(Dataset entries)
**********

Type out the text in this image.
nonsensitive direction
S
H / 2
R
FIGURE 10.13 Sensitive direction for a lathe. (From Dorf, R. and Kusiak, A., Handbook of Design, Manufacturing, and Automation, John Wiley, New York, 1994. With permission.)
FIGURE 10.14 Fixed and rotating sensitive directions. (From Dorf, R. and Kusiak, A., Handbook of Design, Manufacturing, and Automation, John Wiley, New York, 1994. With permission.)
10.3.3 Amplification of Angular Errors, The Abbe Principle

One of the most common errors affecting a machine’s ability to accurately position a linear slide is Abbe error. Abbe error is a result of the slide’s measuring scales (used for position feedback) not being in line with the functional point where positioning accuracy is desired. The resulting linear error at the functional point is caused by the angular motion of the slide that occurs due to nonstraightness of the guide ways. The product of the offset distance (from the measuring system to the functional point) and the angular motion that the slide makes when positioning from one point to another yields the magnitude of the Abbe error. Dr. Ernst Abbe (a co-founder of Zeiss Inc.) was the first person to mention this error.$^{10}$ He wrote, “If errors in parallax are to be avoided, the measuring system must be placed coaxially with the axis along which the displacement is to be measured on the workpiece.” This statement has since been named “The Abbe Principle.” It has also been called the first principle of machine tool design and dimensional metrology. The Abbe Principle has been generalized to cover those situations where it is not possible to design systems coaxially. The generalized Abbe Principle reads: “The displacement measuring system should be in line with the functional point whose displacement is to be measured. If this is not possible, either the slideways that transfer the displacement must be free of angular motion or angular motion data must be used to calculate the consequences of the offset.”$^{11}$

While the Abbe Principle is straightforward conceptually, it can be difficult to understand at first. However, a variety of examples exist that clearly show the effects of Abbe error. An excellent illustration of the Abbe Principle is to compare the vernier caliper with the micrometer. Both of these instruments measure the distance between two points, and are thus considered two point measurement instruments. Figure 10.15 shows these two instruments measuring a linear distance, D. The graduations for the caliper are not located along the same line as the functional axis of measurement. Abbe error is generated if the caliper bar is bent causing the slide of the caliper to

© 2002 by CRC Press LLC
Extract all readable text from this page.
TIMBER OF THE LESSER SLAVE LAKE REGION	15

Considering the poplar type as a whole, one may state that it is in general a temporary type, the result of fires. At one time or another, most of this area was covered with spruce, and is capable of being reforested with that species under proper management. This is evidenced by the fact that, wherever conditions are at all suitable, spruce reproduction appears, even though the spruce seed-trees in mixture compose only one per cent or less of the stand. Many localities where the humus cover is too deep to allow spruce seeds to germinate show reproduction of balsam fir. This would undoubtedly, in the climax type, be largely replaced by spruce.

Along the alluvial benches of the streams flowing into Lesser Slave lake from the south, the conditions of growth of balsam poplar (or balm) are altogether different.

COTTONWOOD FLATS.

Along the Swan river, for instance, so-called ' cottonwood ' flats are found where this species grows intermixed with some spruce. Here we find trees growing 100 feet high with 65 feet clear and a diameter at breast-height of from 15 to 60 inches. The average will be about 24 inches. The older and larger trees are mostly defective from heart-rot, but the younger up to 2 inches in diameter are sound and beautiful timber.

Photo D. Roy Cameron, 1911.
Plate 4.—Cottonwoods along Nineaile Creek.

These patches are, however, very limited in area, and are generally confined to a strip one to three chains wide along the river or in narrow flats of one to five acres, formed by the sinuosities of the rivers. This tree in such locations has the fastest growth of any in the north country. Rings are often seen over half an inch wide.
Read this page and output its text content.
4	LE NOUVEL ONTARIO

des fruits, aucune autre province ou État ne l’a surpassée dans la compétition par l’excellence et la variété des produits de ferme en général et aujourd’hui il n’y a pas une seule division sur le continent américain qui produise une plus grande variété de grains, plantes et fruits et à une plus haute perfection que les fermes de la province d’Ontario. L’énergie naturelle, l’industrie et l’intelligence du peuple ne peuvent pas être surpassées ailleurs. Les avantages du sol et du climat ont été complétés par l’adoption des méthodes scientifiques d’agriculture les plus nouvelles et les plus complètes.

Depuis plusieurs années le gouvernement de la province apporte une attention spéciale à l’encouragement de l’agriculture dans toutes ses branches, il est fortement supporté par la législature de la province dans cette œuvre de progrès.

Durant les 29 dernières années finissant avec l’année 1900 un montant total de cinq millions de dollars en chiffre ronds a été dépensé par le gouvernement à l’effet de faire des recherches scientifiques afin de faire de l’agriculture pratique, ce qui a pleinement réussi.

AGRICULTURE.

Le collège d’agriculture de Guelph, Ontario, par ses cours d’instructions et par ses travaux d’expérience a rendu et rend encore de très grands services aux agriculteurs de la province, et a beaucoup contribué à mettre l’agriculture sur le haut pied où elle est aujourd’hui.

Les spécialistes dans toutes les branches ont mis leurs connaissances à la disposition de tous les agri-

**********

Isolate the lines above that contain the word "permission" and copy them.

FIGURE 10.13 Sensitive direction for a lathe. (From Dorf, R. and Kusiak, A., Handbook of Design, Manufacturing, and Automation, John Wiley, New York, 1994. With permission.)
FIGURE 10.14 Fixed and rotating sensitive directions. (From Dorf, R. and Kusiak, A., Handbook of Design, Manufacturing, and Automation, John Wiley, New York, 1994. With permission.)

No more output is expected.